**Stored data**
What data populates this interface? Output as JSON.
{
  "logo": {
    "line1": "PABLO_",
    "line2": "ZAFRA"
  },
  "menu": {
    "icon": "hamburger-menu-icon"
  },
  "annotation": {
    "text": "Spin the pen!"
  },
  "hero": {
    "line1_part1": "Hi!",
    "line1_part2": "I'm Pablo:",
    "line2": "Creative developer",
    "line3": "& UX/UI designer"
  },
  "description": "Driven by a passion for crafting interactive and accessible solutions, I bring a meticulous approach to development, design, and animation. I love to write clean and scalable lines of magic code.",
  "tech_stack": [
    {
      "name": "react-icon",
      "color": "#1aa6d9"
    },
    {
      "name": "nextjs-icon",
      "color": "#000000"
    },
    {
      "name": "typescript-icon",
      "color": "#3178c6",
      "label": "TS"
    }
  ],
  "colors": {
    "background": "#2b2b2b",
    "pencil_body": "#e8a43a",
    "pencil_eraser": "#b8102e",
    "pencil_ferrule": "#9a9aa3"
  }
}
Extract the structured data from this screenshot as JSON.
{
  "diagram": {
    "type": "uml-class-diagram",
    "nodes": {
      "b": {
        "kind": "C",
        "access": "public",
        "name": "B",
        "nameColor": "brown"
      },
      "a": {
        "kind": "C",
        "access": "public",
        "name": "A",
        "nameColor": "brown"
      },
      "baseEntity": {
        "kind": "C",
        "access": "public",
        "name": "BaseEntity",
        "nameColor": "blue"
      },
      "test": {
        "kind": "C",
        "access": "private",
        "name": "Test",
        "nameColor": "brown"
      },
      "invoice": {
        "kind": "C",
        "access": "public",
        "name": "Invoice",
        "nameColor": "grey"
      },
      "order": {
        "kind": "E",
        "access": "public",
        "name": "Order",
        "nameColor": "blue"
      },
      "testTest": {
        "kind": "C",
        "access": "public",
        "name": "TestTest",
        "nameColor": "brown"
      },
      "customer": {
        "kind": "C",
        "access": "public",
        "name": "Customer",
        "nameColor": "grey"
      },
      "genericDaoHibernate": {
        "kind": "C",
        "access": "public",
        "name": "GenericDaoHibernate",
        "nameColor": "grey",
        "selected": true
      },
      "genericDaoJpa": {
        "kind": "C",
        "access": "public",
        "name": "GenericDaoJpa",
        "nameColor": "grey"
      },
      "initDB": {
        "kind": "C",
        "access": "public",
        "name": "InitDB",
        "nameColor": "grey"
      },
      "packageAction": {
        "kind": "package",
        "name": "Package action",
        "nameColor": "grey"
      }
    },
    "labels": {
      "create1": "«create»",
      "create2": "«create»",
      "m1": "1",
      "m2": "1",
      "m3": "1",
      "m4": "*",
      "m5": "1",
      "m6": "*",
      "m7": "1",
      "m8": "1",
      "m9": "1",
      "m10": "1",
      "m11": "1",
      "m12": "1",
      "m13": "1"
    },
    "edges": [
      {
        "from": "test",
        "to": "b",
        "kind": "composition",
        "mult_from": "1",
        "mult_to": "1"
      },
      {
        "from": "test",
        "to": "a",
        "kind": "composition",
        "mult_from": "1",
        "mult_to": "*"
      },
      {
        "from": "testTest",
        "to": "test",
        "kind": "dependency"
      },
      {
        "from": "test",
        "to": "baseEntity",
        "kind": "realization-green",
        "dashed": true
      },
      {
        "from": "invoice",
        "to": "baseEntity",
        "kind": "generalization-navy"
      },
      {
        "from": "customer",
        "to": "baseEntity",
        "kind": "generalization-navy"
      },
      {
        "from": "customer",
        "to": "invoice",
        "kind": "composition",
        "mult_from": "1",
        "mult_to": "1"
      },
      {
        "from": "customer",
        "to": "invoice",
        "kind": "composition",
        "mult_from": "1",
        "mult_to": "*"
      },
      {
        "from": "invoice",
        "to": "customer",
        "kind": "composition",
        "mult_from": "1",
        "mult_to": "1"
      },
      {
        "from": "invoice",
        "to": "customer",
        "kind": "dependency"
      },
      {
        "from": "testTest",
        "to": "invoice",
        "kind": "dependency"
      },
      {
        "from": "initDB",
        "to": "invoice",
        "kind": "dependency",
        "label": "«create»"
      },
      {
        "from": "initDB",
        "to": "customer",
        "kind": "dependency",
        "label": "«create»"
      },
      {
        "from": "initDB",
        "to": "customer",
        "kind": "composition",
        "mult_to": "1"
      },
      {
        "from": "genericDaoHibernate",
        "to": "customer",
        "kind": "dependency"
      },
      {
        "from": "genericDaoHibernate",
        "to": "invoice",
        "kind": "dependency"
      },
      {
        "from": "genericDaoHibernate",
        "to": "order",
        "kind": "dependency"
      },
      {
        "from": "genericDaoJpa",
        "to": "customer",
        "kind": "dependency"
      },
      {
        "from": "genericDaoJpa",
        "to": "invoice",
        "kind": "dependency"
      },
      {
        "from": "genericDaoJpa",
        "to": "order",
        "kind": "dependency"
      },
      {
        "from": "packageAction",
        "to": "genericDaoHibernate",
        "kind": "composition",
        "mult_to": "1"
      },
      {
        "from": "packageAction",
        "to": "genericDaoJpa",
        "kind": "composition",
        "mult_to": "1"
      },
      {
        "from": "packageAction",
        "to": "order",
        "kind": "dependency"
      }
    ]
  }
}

**Given instruction**
Provide an exact reproduction of all the entries shown above.

**Exercise output**
What data populates this interface? Output as JSON.
{
  "logo": {
    "line1": "PABLO_",
    "line2": "ZAFRA"
  },
  "menu": {
    "icon": "hamburger-menu-icon"
  },
  "annotation": {
    "text": "Spin the pen!"
  },
  "hero": {
    "line1_part1": "Hi!",
    "line1_part2": "I'm Pablo:",
    "line2": "Creative developer",
    "line3": "& UX/UI designer"
  },
  "description": "Driven by a passion for crafting interactive and accessible solutions, I bring a meticulous approach to development, design, and animation. I love to write clean and scalable lines of magic code.",
  "tech_stack": [
    {
      "name": "react-icon",
      "color": "#1aa6d9"
    },
    {
      "name": "nextjs-icon",
      "color": "#000000"
    },
    {
      "name": "typescript-icon",
      "color": "#3178c6",
      "label": "TS"
    }
  ],
  "colors": {
    "background": "#2b2b2b",
    "pencil_body": "#e8a43a",
    "pencil_eraser": "#b8102e",
    "pencil_ferrule": "#9a9aa3"
  }
}
Extract the structured data from this screenshot as JSON.
{
  "diagram": {
    "type": "uml-class-diagram",
    "nodes": {
      "b": {
        "kind": "C",
        "access": "public",
        "name": "B",
        "nameColor": "brown"
      },
      "a": {
        "kind": "C",
        "access": "public",
        "name": "A",
        "nameColor": "brown"
      },
      "baseEntity": {
        "kind": "C",
        "access": "public",
        "name": "BaseEntity",
        "nameColor": "blue"
      },
      "test": {
        "kind": "C",
        "access": "private",
        "name": "Test",
        "nameColor": "brown"
      },
      "invoice": {
        "kind": "C",
        "access": "public",
        "name": "Invoice",
        "nameColor": "grey"
      },
      "order": {
        "kind": "E",
        "access": "public",
        "name": "Order",
        "nameColor": "blue"
      },
      "testTest": {
        "kind": "C",
        "access": "public",
        "name": "TestTest",
        "nameColor": "brown"
      },
      "customer": {
        "kind": "C",
        "access": "public",
        "name": "Customer",
        "nameColor": "grey"
      },
      "genericDaoHibernate": {
        "kind": "C",
        "access": "public",
        "name": "GenericDaoHibernate",
        "nameColor": "grey",
        "selected": true
      },
      "genericDaoJpa": {
        "kind": "C",
        "access": "public",
        "name": "GenericDaoJpa",
        "nameColor": "grey"
      },
      "initDB": {
        "kind": "C",
        "access": "public",
        "name": "InitDB",
        "nameColor": "grey"
      },
      "packageAction": {
        "kind": "package",
        "name": "Package action",
        "nameColor": "grey"
      }
    },
    "labels": {
      "create1": "«create»",
      "create2": "«create»",
      "m1": "1",
      "m2": "1",
      "m3": "1",
      "m4": "*",
      "m5": "1",
      "m6": "*",
      "m7": "1",
      "m8": "1",
      "m9": "1",
      "m10": "1",
      "m11": "1",
      "m12": "1",
      "m13": "1"
    },
    "edges": [
      {
        "from": "test",
        "to": "b",
        "kind": "composition",
        "mult_from": "1",
        "mult_to": "1"
      },
      {
        "from": "test",
        "to": "a",
        "kind": "composition",
        "mult_from": "1",
        "mult_to": "*"
      },
      {
        "from": "testTest",
        "to": "test",
        "kind": "dependency"
      },
      {
        "from": "test",
        "to": "baseEntity",
        "kind": "realization-green",
        "dashed": true
      },
      {
        "from": "invoice",
        "to": "baseEntity",
        "kind": "generalization-navy"
      },
      {
        "from": "customer",
        "to": "baseEntity",
        "kind": "generalization-navy"
      },
      {
        "from": "customer",
        "to": "invoice",
        "kind": "composition",
        "mult_from": "1",
        "mult_to": "1"
      },
      {
        "from": "customer",
        "to": "invoice",
        "kind": "composition",
        "mult_from": "1",
        "mult_to": "*"
      },
      {
        "from": "invoice",
        "to": "customer",
        "kind": "composition",
        "mult_from": "1",
        "mult_to": "1"
      },
      {
        "from": "invoice",
        "to": "customer",
        "kind": "dependency"
      },
      {
        "from": "testTest",
        "to": "invoice",
        "kind": "dependency"
      },
      {
        "from": "initDB",
        "to": "invoice",
        "kind": "dependency",
        "label": "«create»"
      },
      {
        "from": "initDB",
        "to": "customer",
        "kind": "dependency",
        "label": "«create»"
      },
      {
        "from": "initDB",
        "to": "customer",
        "kind": "composition",
        "mult_to": "1"
      },
      {
        "from": "genericDaoHibernate",
        "to": "customer",
        "kind": "dependency"
      },
      {
        "from": "genericDaoHibernate",
        "to": "invoice",
        "kind": "dependency"
      },
      {
        "from": "genericDaoHibernate",
        "to": "order",
        "kind": "dependency"
      },
      {
        "from": "genericDaoJpa",
        "to": "customer",
        "kind": "dependency"
      },
      {
        "from": "genericDaoJpa",
        "to": "invoice",
        "kind": "dependency"
      },
      {
        "from": "genericDaoJpa",
        "to": "order",
        "kind": "dependency"
      },
      {
        "from": "packageAction",
        "to": "genericDaoHibernate",
        "kind": "composition",
        "mult_to": "1"
      },
      {
        "from": "packageAction",
        "to": "genericDaoJpa",
        "kind": "composition",
        "mult_to": "1"
      },
      {
        "from": "packageAction",
        "to": "order",
        "kind": "dependency"
      }
    ]
  }
}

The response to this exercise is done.